§ Stored data entries:
++++++++++++++++++++

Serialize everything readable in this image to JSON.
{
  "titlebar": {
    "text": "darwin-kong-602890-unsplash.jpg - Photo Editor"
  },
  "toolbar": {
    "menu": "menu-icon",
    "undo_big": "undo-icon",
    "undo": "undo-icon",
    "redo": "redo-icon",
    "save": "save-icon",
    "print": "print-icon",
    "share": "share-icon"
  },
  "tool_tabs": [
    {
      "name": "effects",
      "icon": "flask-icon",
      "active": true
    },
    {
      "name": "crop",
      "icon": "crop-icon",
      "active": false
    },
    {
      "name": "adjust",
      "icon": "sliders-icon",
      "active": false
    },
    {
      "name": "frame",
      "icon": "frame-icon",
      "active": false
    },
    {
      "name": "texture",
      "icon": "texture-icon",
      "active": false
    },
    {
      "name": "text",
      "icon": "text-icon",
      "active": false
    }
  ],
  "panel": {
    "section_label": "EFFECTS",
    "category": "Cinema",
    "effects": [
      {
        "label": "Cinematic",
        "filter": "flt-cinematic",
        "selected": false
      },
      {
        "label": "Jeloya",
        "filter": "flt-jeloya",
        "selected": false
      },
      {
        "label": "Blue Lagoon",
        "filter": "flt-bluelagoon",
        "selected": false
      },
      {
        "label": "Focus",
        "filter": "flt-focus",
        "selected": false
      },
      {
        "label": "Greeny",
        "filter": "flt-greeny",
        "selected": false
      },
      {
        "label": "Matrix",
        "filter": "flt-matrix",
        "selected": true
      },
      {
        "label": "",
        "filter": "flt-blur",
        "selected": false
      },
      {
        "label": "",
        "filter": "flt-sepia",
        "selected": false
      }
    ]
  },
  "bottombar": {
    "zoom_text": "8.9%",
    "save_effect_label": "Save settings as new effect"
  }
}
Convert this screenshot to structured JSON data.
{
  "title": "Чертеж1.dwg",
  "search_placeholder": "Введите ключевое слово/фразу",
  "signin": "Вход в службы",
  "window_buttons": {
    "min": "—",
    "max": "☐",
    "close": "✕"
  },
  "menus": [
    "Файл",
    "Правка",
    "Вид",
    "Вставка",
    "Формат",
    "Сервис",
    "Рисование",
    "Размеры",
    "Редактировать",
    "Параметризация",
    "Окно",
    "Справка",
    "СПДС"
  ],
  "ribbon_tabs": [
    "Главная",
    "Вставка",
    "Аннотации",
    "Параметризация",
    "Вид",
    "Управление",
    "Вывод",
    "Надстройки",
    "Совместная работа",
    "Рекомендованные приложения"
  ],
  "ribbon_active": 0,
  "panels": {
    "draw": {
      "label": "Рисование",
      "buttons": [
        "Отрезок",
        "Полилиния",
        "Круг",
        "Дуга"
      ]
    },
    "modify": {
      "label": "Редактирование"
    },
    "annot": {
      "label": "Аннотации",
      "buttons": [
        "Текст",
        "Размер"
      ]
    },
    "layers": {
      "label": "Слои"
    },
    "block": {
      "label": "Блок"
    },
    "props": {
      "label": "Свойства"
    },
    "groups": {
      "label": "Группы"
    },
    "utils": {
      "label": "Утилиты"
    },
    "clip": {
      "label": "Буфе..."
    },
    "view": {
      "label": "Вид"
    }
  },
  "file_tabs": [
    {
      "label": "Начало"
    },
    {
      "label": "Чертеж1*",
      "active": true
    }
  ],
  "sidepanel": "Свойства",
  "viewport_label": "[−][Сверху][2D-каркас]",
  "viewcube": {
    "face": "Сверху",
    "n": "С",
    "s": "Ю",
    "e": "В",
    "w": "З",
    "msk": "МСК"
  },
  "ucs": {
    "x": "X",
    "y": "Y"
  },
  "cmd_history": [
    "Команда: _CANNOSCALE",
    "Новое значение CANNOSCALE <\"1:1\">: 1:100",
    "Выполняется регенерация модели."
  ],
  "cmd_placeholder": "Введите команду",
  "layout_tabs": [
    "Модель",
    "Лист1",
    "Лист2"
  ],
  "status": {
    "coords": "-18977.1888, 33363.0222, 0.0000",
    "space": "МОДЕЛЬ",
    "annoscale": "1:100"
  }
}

++++++++++++++++++++

§ AIM OF THE EXERCISE:
Pull out all lines containing the word "filter" from the entries above.

§ TASK OUTPUT:
        "filter": "flt-cinematic",
        "filter": "flt-jeloya",
        "filter": "flt-bluelagoon",
        "filter": "flt-focus",
        "filter": "flt-greeny",
        "filter": "flt-matrix",
        "filter": "flt-blur",
        "filter": "flt-sepia",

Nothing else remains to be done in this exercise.